Objective: Output each line of the material exactly as it stands.

>> START Information shown

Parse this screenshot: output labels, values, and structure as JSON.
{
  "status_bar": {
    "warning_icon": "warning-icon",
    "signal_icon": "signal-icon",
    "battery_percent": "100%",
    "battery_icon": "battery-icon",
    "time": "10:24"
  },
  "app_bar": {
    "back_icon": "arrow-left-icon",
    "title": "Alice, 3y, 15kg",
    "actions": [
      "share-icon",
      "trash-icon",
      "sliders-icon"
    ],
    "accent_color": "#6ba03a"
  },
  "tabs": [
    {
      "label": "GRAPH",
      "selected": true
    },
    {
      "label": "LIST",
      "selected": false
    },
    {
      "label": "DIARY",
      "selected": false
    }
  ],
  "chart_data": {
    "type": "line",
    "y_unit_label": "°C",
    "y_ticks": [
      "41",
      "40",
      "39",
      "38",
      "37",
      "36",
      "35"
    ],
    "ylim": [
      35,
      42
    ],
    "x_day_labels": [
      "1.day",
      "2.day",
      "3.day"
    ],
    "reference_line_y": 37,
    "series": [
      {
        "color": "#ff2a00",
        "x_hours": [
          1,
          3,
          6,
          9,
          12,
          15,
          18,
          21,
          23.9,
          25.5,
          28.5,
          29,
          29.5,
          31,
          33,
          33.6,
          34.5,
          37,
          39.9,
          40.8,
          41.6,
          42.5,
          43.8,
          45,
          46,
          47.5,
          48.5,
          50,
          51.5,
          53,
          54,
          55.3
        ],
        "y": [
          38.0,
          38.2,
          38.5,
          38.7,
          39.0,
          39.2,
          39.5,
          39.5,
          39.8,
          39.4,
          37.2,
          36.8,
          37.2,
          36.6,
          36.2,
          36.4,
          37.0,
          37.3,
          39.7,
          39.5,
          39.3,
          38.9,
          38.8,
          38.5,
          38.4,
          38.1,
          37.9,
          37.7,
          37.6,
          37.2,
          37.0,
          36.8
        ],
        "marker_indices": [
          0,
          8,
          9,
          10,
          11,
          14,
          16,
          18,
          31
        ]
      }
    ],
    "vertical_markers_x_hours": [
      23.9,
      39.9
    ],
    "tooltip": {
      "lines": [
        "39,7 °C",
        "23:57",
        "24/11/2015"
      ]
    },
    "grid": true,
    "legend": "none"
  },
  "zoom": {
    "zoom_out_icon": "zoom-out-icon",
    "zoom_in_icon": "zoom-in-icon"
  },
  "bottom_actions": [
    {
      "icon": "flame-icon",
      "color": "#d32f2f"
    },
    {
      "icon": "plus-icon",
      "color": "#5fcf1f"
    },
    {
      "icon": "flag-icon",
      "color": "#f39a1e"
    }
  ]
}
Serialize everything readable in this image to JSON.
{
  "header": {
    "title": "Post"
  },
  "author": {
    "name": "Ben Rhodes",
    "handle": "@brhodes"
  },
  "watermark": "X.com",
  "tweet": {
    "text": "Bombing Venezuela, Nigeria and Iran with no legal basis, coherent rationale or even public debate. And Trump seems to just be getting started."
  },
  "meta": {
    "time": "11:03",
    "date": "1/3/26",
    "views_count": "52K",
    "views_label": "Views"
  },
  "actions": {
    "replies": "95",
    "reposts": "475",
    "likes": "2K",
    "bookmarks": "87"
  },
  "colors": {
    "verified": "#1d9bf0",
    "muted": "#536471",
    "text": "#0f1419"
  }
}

>> END Information shown

Full output:
Parse this screenshot: output labels, values, and structure as JSON.
{
  "status_bar": {
    "warning_icon": "warning-icon",
    "signal_icon": "signal-icon",
    "battery_percent": "100%",
    "battery_icon": "battery-icon",
    "time": "10:24"
  },
  "app_bar": {
    "back_icon": "arrow-left-icon",
    "title": "Alice, 3y, 15kg",
    "actions": [
      "share-icon",
      "trash-icon",
      "sliders-icon"
    ],
    "accent_color": "#6ba03a"
  },
  "tabs": [
    {
      "label": "GRAPH",
      "selected": true
    },
    {
      "label": "LIST",
      "selected": false
    },
    {
      "label": "DIARY",
      "selected": false
    }
  ],
  "chart_data": {
    "type": "line",
    "y_unit_label": "°C",
    "y_ticks": [
      "41",
      "40",
      "39",
      "38",
      "37",
      "36",
      "35"
    ],
    "ylim": [
      35,
      42
    ],
    "x_day_labels": [
      "1.day",
      "2.day",
      "3.day"
    ],
    "reference_line_y": 37,
    "series": [
      {
        "color": "#ff2a00",
        "x_hours": [
          1,
          3,
          6,
          9,
          12,
          15,
          18,
          21,
          23.9,
          25.5,
          28.5,
          29,
          29.5,
          31,
          33,
          33.6,
          34.5,
          37,
          39.9,
          40.8,
          41.6,
          42.5,
          43.8,
          45,
          46,
          47.5,
          48.5,
          50,
          51.5,
          53,
          54,
          55.3
        ],
        "y": [
          38.0,
          38.2,
          38.5,
          38.7,
          39.0,
          39.2,
          39.5,
          39.5,
          39.8,
          39.4,
          37.2,
          36.8,
          37.2,
          36.6,
          36.2,
          36.4,
          37.0,
          37.3,
          39.7,
          39.5,
          39.3,
          38.9,
          38.8,
          38.5,
          38.4,
          38.1,
          37.9,
          37.7,
          37.6,
          37.2,
          37.0,
          36.8
        ],
        "marker_indices": [
          0,
          8,
          9,
          10,
          11,
          14,
          16,
          18,
          31
        ]
      }
    ],
    "vertical_markers_x_hours": [
      23.9,
      39.9
    ],
    "tooltip": {
      "lines": [
        "39,7 °C",
        "23:57",
        "24/11/2015"
      ]
    },
    "grid": true,
    "legend": "none"
  },
  "zoom": {
    "zoom_out_icon": "zoom-out-icon",
    "zoom_in_icon": "zoom-in-icon"
  },
  "bottom_actions": [
    {
      "icon": "flame-icon",
      "color": "#d32f2f"
    },
    {
      "icon": "plus-icon",
      "color": "#5fcf1f"
    },
    {
      "icon": "flag-icon",
      "color": "#f39a1e"
    }
  ]
}
Serialize everything readable in this image to JSON.
{
  "header": {
    "title": "Post"
  },
  "author": {
    "name": "Ben Rhodes",
    "handle": "@brhodes"
  },
  "watermark": "X.com",
  "tweet": {
    "text": "Bombing Venezuela, Nigeria and Iran with no legal basis, coherent rationale or even public debate. And Trump seems to just be getting started."
  },
  "meta": {
    "time": "11:03",
    "date": "1/3/26",
    "views_count": "52K",
    "views_label": "Views"
  },
  "actions": {
    "replies": "95",
    "reposts": "475",
    "likes": "2K",
    "bookmarks": "87"
  },
  "colors": {
    "verified": "#1d9bf0",
    "muted": "#536471",
    "text": "#0f1419"
  }
}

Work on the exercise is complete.